EXERCISE MATERIAL:
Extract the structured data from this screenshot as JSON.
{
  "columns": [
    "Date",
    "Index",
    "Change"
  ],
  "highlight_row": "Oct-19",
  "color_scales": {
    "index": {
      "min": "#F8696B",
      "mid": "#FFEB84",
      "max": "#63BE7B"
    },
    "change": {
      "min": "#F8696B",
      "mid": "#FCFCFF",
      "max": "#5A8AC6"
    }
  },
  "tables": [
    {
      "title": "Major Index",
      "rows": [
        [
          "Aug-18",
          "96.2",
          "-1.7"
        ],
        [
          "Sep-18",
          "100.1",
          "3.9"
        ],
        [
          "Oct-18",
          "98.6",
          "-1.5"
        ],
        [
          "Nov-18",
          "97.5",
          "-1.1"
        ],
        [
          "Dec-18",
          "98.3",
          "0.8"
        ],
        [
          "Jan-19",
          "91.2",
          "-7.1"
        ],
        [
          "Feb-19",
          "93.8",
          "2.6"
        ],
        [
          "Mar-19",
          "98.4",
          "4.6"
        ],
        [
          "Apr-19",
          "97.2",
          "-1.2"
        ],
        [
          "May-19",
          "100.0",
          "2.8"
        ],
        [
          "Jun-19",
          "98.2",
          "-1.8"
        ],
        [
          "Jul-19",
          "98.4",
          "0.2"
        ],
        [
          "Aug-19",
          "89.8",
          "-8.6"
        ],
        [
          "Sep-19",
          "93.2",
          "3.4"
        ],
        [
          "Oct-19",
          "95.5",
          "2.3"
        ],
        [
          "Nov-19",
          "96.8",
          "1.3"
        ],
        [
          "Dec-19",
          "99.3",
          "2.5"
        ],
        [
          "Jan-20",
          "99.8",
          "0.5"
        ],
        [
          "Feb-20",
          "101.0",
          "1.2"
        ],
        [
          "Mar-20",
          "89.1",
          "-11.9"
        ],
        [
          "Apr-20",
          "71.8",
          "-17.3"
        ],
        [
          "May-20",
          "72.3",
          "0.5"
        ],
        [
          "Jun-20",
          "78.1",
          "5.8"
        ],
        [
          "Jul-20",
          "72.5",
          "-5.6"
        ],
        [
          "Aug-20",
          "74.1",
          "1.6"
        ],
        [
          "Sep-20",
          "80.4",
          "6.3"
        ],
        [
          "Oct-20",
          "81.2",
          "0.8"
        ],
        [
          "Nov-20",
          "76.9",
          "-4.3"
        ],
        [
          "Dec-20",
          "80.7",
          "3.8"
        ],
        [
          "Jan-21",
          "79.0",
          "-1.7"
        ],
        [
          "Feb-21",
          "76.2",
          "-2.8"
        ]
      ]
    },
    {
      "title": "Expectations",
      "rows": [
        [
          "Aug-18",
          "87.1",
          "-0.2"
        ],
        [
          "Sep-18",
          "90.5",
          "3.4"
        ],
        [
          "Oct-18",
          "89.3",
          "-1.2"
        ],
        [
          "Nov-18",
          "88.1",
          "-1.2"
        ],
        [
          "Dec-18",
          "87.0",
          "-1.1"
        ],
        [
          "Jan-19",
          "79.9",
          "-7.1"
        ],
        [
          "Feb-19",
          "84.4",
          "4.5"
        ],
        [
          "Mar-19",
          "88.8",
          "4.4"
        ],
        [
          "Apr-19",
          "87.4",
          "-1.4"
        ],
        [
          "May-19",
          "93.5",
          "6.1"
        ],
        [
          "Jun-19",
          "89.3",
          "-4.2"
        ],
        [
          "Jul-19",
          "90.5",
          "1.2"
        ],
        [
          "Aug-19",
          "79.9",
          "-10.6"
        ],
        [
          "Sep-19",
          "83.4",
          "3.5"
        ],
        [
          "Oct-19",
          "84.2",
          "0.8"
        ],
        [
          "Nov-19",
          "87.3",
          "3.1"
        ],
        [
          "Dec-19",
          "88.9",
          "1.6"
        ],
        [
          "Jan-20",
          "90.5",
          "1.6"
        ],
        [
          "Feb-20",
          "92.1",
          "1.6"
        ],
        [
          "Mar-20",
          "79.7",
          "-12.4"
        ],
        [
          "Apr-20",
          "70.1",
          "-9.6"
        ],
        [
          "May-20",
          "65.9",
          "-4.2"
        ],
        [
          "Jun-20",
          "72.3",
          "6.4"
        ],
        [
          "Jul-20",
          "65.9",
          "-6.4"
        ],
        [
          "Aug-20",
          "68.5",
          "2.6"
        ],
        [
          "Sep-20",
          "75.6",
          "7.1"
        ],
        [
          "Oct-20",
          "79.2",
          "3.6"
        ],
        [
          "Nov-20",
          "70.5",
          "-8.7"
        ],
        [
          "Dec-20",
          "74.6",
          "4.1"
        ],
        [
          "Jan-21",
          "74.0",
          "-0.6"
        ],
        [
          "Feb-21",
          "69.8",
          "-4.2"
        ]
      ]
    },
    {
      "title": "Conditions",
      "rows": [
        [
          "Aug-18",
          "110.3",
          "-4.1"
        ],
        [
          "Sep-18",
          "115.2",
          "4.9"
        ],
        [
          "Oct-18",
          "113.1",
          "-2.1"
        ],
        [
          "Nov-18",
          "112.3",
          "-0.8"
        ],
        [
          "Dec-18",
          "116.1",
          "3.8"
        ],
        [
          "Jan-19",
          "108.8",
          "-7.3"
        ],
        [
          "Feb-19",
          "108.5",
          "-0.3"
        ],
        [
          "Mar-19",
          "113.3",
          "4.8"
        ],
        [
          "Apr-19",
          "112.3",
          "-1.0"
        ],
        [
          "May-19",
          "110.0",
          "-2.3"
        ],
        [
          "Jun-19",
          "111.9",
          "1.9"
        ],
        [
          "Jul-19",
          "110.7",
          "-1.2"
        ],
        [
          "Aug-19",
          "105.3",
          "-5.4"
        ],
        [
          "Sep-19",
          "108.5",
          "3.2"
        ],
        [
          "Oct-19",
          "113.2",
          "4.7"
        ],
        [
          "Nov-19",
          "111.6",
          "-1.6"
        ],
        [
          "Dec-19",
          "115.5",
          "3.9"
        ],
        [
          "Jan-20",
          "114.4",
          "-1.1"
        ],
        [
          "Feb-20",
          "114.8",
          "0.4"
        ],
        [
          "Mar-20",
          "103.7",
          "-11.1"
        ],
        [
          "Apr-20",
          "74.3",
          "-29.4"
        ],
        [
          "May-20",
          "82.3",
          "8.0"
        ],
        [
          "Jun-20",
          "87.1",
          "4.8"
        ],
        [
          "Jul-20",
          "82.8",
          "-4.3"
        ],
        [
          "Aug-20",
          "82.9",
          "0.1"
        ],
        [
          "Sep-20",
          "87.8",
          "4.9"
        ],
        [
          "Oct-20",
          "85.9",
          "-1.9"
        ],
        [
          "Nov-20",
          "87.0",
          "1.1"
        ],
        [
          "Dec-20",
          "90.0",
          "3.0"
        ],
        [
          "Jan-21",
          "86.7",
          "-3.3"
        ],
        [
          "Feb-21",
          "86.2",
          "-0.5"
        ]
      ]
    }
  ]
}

SHORT TASK:
Find the lines with the string "title" and reproduce them.

RESPONSE TO THIS EXERCISE:
      "title": "Major Index",
      "title": "Expectations",
      "title": "Conditions",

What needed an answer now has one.